— Begin Given records —

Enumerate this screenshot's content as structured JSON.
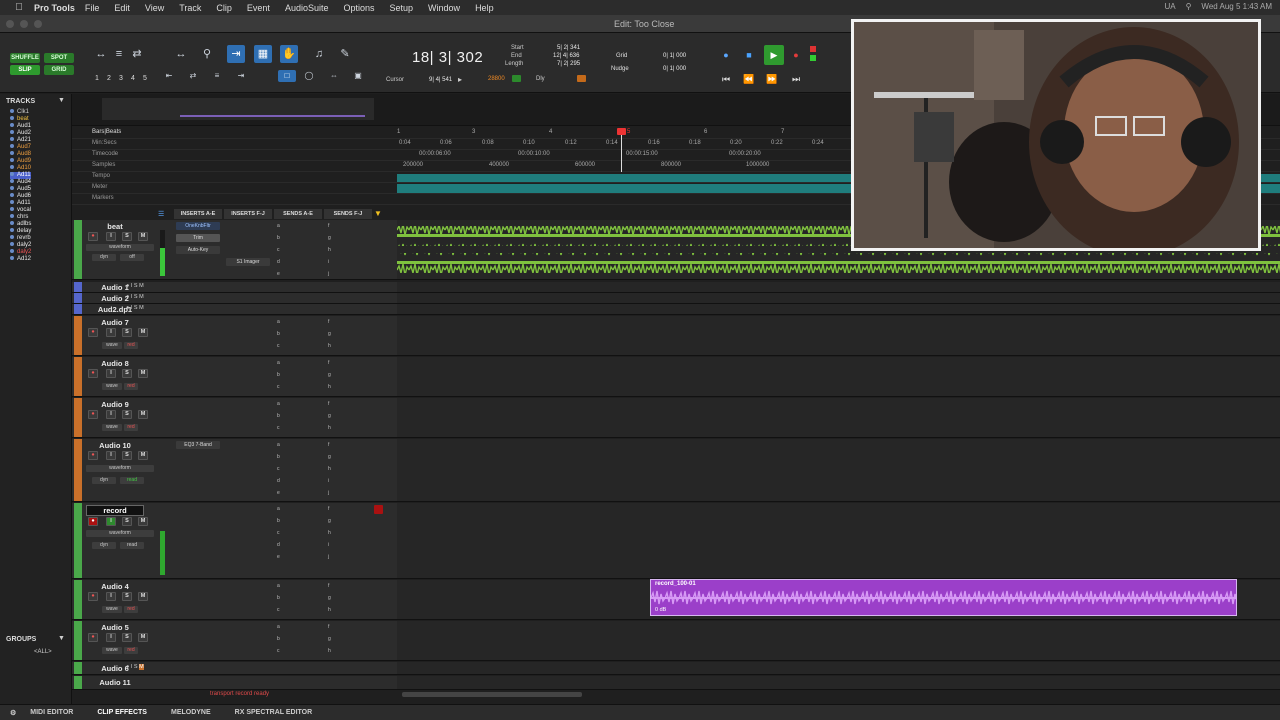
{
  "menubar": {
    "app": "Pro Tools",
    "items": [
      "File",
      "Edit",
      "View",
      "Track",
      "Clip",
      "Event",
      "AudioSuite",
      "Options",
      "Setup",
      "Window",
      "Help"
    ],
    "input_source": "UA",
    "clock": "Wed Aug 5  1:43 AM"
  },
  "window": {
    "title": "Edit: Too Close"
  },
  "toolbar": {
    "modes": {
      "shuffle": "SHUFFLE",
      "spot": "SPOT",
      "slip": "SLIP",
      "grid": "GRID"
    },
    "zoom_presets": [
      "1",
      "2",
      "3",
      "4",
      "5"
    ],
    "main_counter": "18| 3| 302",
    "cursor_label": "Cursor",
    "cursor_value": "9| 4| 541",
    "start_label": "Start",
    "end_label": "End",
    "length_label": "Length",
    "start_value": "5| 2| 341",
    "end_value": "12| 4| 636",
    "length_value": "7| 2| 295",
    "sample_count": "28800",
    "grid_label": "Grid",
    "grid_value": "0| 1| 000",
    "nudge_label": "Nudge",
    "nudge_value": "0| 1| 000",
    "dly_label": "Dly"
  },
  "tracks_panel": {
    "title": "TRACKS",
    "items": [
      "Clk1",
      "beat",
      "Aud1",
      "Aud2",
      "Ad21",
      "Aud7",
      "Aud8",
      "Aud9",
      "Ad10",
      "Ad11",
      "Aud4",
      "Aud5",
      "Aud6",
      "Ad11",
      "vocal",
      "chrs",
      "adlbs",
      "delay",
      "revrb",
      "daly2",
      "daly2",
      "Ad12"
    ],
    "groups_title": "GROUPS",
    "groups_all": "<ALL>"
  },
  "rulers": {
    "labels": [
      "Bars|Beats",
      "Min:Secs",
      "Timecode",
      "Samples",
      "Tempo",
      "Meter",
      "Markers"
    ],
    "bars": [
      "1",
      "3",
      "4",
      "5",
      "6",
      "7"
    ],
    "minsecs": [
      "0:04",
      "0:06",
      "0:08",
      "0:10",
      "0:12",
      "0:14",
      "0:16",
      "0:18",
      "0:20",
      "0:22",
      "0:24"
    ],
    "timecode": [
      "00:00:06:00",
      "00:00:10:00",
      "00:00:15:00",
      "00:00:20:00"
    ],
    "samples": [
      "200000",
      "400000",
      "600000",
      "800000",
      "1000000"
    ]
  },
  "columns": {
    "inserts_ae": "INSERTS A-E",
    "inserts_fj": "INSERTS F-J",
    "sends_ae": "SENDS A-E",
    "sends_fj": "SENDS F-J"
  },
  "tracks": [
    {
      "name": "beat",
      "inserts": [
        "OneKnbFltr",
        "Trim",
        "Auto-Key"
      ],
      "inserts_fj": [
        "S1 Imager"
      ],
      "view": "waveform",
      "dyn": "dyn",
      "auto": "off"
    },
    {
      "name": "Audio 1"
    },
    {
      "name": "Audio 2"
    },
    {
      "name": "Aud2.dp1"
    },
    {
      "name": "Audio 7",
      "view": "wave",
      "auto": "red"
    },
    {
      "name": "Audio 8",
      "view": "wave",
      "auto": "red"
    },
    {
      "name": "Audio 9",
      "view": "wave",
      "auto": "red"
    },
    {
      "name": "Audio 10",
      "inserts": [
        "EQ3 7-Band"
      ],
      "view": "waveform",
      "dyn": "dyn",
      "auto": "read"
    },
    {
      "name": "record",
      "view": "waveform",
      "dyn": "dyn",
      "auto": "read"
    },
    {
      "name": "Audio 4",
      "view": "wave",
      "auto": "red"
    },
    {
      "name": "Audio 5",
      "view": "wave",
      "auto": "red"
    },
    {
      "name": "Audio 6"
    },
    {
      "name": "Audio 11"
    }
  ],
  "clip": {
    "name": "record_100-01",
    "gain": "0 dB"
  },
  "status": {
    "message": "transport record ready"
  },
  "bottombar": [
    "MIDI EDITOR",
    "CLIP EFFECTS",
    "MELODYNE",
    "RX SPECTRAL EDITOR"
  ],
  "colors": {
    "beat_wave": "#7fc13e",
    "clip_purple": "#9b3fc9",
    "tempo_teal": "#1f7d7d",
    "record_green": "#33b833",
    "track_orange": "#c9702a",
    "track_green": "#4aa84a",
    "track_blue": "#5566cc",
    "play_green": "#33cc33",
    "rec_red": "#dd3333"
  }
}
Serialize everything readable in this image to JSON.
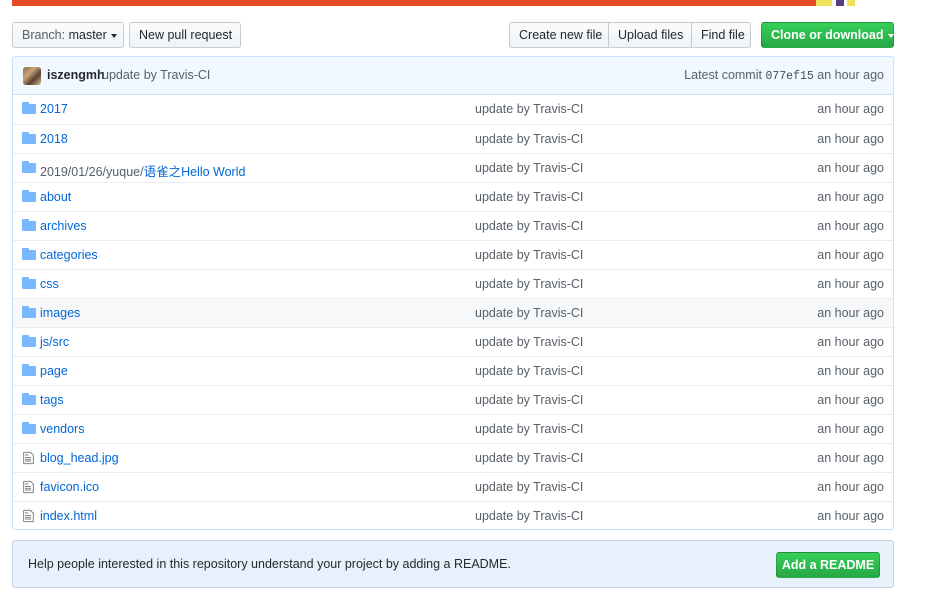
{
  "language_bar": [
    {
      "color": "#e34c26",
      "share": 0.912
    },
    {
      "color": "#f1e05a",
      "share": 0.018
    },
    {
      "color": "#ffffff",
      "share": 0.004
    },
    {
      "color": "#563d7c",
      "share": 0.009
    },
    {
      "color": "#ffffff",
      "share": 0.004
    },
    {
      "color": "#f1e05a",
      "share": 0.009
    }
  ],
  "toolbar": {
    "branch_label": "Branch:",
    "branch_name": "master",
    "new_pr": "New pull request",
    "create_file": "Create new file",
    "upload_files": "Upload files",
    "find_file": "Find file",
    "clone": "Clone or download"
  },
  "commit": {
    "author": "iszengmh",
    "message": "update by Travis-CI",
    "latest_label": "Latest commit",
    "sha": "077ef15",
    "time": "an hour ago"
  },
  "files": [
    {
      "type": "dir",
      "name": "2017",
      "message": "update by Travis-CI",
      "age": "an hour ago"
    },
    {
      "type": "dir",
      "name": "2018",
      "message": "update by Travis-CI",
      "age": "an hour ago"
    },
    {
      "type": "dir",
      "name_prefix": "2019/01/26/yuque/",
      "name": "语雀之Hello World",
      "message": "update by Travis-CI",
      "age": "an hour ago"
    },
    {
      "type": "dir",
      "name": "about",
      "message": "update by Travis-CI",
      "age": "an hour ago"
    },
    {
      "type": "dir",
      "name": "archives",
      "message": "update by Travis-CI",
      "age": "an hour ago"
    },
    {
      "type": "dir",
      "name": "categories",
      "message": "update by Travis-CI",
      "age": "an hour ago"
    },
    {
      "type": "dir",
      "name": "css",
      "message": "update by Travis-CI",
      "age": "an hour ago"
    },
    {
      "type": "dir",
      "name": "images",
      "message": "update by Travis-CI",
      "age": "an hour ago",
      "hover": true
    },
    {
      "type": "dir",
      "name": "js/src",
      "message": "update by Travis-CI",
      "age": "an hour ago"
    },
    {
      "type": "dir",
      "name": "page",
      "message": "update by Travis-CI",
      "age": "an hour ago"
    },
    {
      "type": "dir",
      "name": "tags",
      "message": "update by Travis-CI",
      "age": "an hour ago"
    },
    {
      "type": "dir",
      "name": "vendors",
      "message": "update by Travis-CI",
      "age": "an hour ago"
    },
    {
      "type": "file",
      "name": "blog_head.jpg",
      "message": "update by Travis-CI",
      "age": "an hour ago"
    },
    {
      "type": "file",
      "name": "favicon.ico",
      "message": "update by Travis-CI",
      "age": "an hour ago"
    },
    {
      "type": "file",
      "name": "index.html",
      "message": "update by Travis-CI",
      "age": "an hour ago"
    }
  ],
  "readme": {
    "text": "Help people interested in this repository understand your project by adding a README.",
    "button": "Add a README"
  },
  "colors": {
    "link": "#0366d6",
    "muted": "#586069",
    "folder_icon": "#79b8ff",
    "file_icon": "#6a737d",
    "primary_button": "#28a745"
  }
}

— End Given records —

* _Your goal_
Write the lines above out again exactly, without any of their pictures.

* _Final result_
Enumerate this screenshot's content as structured JSON.
{
  "menubar": {
    "app": "Pro Tools",
    "items": [
      "File",
      "Edit",
      "View",
      "Track",
      "Clip",
      "Event",
      "AudioSuite",
      "Options",
      "Setup",
      "Window",
      "Help"
    ],
    "input_source": "UA",
    "clock": "Wed Aug 5  1:43 AM"
  },
  "window": {
    "title": "Edit: Too Close"
  },
  "toolbar": {
    "modes": {
      "shuffle": "SHUFFLE",
      "spot": "SPOT",
      "slip": "SLIP",
      "grid": "GRID"
    },
    "zoom_presets": [
      "1",
      "2",
      "3",
      "4",
      "5"
    ],
    "main_counter": "18| 3| 302",
    "cursor_label": "Cursor",
    "cursor_value": "9| 4| 541",
    "start_label": "Start",
    "end_label": "End",
    "length_label": "Length",
    "start_value": "5| 2| 341",
    "end_value": "12| 4| 636",
    "length_value": "7| 2| 295",
    "sample_count": "28800",
    "grid_label": "Grid",
    "grid_value": "0| 1| 000",
    "nudge_label": "Nudge",
    "nudge_value": "0| 1| 000",
    "dly_label": "Dly"
  },
  "tracks_panel": {
    "title": "TRACKS",
    "items": [
      "Clk1",
      "beat",
      "Aud1",
      "Aud2",
      "Ad21",
      "Aud7",
      "Aud8",
      "Aud9",
      "Ad10",
      "Ad11",
      "Aud4",
      "Aud5",
      "Aud6",
      "Ad11",
      "vocal",
      "chrs",
      "adlbs",
      "delay",
      "revrb",
      "daly2",
      "daly2",
      "Ad12"
    ],
    "groups_title": "GROUPS",
    "groups_all": "<ALL>"
  },
  "rulers": {
    "labels": [
      "Bars|Beats",
      "Min:Secs",
      "Timecode",
      "Samples",
      "Tempo",
      "Meter",
      "Markers"
    ],
    "bars": [
      "1",
      "3",
      "4",
      "5",
      "6",
      "7"
    ],
    "minsecs": [
      "0:04",
      "0:06",
      "0:08",
      "0:10",
      "0:12",
      "0:14",
      "0:16",
      "0:18",
      "0:20",
      "0:22",
      "0:24"
    ],
    "timecode": [
      "00:00:06:00",
      "00:00:10:00",
      "00:00:15:00",
      "00:00:20:00"
    ],
    "samples": [
      "200000",
      "400000",
      "600000",
      "800000",
      "1000000"
    ]
  },
  "columns": {
    "inserts_ae": "INSERTS A-E",
    "inserts_fj": "INSERTS F-J",
    "sends_ae": "SENDS A-E",
    "sends_fj": "SENDS F-J"
  },
  "tracks": [
    {
      "name": "beat",
      "inserts": [
        "OneKnbFltr",
        "Trim",
        "Auto-Key"
      ],
      "inserts_fj": [
        "S1 Imager"
      ],
      "view": "waveform",
      "dyn": "dyn",
      "auto": "off"
    },
    {
      "name": "Audio 1"
    },
    {
      "name": "Audio 2"
    },
    {
      "name": "Aud2.dp1"
    },
    {
      "name": "Audio 7",
      "view": "wave",
      "auto": "red"
    },
    {
      "name": "Audio 8",
      "view": "wave",
      "auto": "red"
    },
    {
      "name": "Audio 9",
      "view": "wave",
      "auto": "red"
    },
    {
      "name": "Audio 10",
      "inserts": [
        "EQ3 7-Band"
      ],
      "view": "waveform",
      "dyn": "dyn",
      "auto": "read"
    },
    {
      "name": "record",
      "view": "waveform",
      "dyn": "dyn",
      "auto": "read"
    },
    {
      "name": "Audio 4",
      "view": "wave",
      "auto": "red"
    },
    {
      "name": "Audio 5",
      "view": "wave",
      "auto": "red"
    },
    {
      "name": "Audio 6"
    },
    {
      "name": "Audio 11"
    }
  ],
  "clip": {
    "name": "record_100-01",
    "gain": "0 dB"
  },
  "status": {
    "message": "transport record ready"
  },
  "bottombar": [
    "MIDI EDITOR",
    "CLIP EFFECTS",
    "MELODYNE",
    "RX SPECTRAL EDITOR"
  ],
  "colors": {
    "beat_wave": "#7fc13e",
    "clip_purple": "#9b3fc9",
    "tempo_teal": "#1f7d7d",
    "record_green": "#33b833",
    "track_orange": "#c9702a",
    "track_green": "#4aa84a",
    "track_blue": "#5566cc",
    "play_green": "#33cc33",
    "rec_red": "#dd3333"
  }
}
Serialize everything readable in this image to JSON.
{
  "language_bar": [
    {
      "color": "#e34c26",
      "share": 0.912
    },
    {
      "color": "#f1e05a",
      "share": 0.018
    },
    {
      "color": "#ffffff",
      "share": 0.004
    },
    {
      "color": "#563d7c",
      "share": 0.009
    },
    {
      "color": "#ffffff",
      "share": 0.004
    },
    {
      "color": "#f1e05a",
      "share": 0.009
    }
  ],
  "toolbar": {
    "branch_label": "Branch:",
    "branch_name": "master",
    "new_pr": "New pull request",
    "create_file": "Create new file",
    "upload_files": "Upload files",
    "find_file": "Find file",
    "clone": "Clone or download"
  },
  "commit": {
    "author": "iszengmh",
    "message": "update by Travis-CI",
    "latest_label": "Latest commit",
    "sha": "077ef15",
    "time": "an hour ago"
  },
  "files": [
    {
      "type": "dir",
      "name": "2017",
      "message": "update by Travis-CI",
      "age": "an hour ago"
    },
    {
      "type": "dir",
      "name": "2018",
      "message": "update by Travis-CI",
      "age": "an hour ago"
    },
    {
      "type": "dir",
      "name_prefix": "2019/01/26/yuque/",
      "name": "语雀之Hello World",
      "message": "update by Travis-CI",
      "age": "an hour ago"
    },
    {
      "type": "dir",
      "name": "about",
      "message": "update by Travis-CI",
      "age": "an hour ago"
    },
    {
      "type": "dir",
      "name": "archives",
      "message": "update by Travis-CI",
      "age": "an hour ago"
    },
    {
      "type": "dir",
      "name": "categories",
      "message": "update by Travis-CI",
      "age": "an hour ago"
    },
    {
      "type": "dir",
      "name": "css",
      "message": "update by Travis-CI",
      "age": "an hour ago"
    },
    {
      "type": "dir",
      "name": "images",
      "message": "update by Travis-CI",
      "age": "an hour ago",
      "hover": true
    },
    {
      "type": "dir",
      "name": "js/src",
      "message": "update by Travis-CI",
      "age": "an hour ago"
    },
    {
      "type": "dir",
      "name": "page",
      "message": "update by Travis-CI",
      "age": "an hour ago"
    },
    {
      "type": "dir",
      "name": "tags",
      "message": "update by Travis-CI",
      "age": "an hour ago"
    },
    {
      "type": "dir",
      "name": "vendors",
      "message": "update by Travis-CI",
      "age": "an hour ago"
    },
    {
      "type": "file",
      "name": "blog_head.jpg",
      "message": "update by Travis-CI",
      "age": "an hour ago"
    },
    {
      "type": "file",
      "name": "favicon.ico",
      "message": "update by Travis-CI",
      "age": "an hour ago"
    },
    {
      "type": "file",
      "name": "index.html",
      "message": "update by Travis-CI",
      "age": "an hour ago"
    }
  ],
  "readme": {
    "text": "Help people interested in this repository understand your project by adding a README.",
    "button": "Add a README"
  },
  "colors": {
    "link": "#0366d6",
    "muted": "#586069",
    "folder_icon": "#79b8ff",
    "file_icon": "#6a737d",
    "primary_button": "#28a745"
  }
}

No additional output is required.